§ **Stated task**
Collect every line of the records below that contains the word "bibliothèque".
+++ Supplied records
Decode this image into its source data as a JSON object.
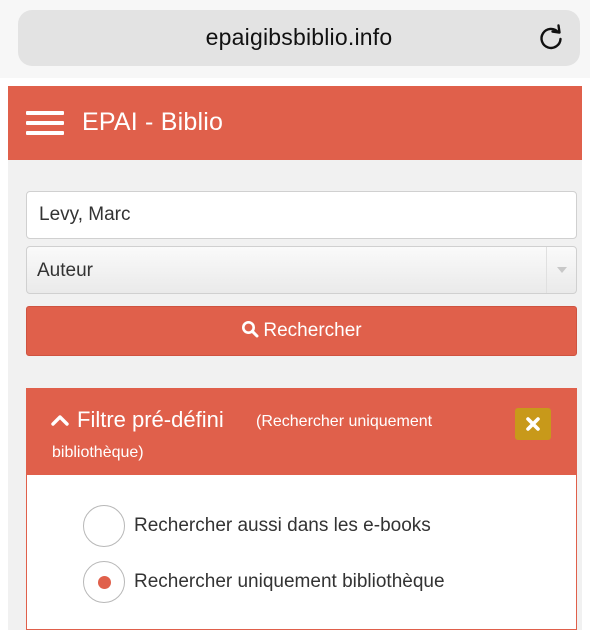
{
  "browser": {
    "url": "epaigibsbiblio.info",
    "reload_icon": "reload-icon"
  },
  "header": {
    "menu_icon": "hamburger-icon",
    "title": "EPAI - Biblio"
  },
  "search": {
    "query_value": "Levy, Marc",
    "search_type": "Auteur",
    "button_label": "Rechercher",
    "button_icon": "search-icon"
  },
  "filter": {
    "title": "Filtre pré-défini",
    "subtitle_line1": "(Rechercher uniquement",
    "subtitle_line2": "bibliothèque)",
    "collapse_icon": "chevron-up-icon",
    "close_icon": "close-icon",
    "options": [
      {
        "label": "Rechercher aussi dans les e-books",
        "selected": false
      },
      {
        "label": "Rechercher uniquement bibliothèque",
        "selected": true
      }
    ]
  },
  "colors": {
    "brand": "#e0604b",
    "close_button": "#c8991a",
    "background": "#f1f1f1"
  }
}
++++++
+++ Supplied records
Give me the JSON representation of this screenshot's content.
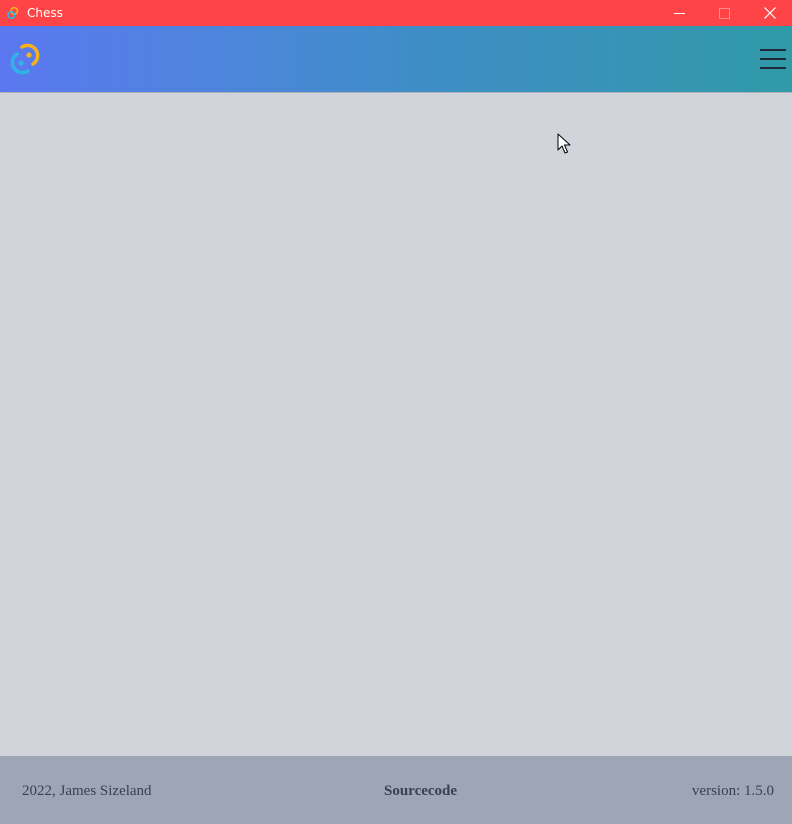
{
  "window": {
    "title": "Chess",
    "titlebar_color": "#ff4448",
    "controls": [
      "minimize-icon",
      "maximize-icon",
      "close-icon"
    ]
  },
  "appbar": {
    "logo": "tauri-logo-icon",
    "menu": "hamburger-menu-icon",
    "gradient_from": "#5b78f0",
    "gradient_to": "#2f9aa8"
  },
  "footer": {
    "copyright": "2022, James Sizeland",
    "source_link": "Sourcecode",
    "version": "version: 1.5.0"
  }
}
++++++
+++ Supplied records
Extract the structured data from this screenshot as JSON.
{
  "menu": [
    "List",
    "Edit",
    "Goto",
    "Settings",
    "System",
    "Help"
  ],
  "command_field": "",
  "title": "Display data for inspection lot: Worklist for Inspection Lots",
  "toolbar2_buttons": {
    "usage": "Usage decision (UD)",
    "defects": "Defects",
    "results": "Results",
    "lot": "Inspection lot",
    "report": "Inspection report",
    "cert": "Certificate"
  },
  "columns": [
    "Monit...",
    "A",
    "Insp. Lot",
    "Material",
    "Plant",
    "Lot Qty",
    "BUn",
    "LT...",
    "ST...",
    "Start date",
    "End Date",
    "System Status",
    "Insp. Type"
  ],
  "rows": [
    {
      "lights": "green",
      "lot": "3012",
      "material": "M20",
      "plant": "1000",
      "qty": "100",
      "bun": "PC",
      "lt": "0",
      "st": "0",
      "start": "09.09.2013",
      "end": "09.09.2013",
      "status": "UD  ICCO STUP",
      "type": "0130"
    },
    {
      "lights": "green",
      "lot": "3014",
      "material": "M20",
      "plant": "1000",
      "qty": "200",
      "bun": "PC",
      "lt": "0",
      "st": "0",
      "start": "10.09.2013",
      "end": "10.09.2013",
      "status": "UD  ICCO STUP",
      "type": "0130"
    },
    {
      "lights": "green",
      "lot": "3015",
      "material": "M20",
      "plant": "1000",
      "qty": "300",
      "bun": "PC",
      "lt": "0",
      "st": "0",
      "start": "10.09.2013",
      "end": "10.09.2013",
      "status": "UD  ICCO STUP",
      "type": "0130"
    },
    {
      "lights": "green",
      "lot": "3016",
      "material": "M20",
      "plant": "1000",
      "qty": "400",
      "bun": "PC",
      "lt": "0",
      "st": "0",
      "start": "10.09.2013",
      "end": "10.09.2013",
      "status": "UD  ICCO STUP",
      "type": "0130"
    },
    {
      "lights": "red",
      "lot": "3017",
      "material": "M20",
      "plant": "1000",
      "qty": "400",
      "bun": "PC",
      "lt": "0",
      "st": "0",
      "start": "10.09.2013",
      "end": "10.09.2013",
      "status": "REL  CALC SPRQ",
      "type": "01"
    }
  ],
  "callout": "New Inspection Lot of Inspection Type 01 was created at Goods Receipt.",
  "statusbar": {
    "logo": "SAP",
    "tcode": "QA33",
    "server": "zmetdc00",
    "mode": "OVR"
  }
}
++++++
§ **Correct result**
    "subtitle_line2": "bibliothèque)",
        "label": "Rechercher uniquement bibliothèque",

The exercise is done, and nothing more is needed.